What this task involves >>
In the material below, identify each line bearing the word "искомую". Reproduce those lines.

Material >>
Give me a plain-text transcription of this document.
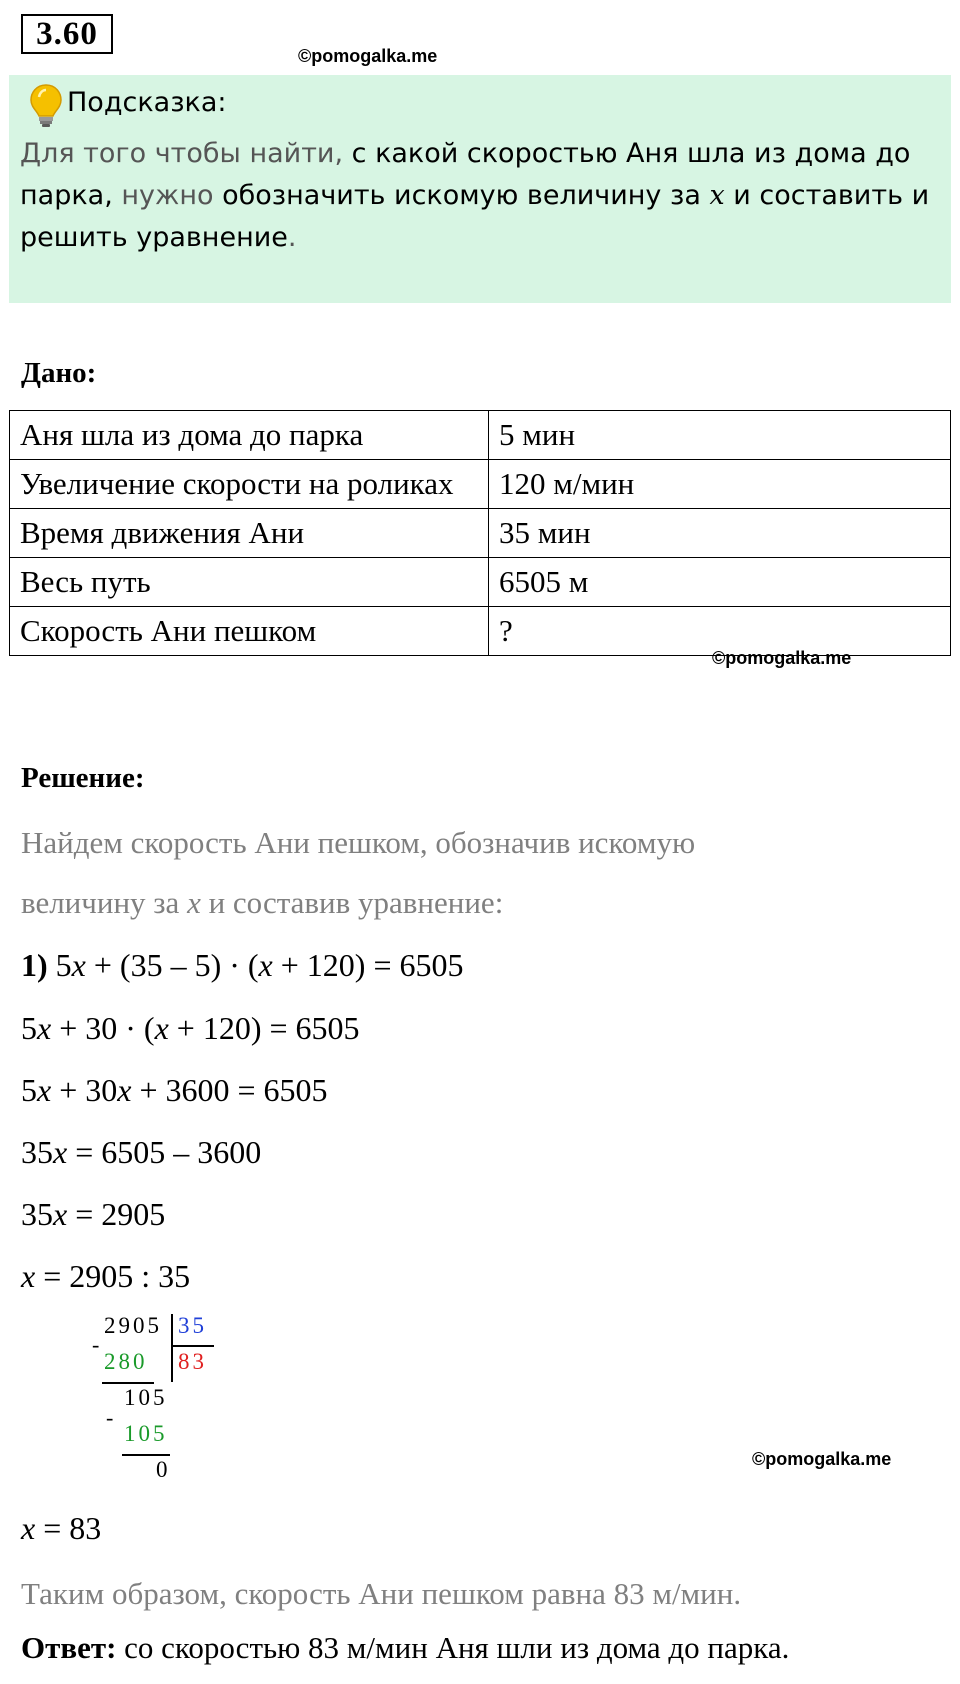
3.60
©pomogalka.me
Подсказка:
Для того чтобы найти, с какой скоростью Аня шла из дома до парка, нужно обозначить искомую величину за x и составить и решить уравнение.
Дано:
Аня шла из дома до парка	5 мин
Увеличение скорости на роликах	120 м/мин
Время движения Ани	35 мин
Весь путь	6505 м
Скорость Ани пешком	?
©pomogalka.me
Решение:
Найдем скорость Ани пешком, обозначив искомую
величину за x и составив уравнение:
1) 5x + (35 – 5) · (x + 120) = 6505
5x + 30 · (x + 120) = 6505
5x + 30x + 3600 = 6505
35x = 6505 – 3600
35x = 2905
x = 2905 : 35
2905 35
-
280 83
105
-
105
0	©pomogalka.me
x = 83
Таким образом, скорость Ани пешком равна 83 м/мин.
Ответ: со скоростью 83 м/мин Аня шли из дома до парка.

Completed exercise >>
Для того чтобы найти, с какой скоростью Аня шла из дома до парка, нужно обозначить искомую величину за x и составить и решить уравнение.
Найдем скорость Ани пешком, обозначив искомую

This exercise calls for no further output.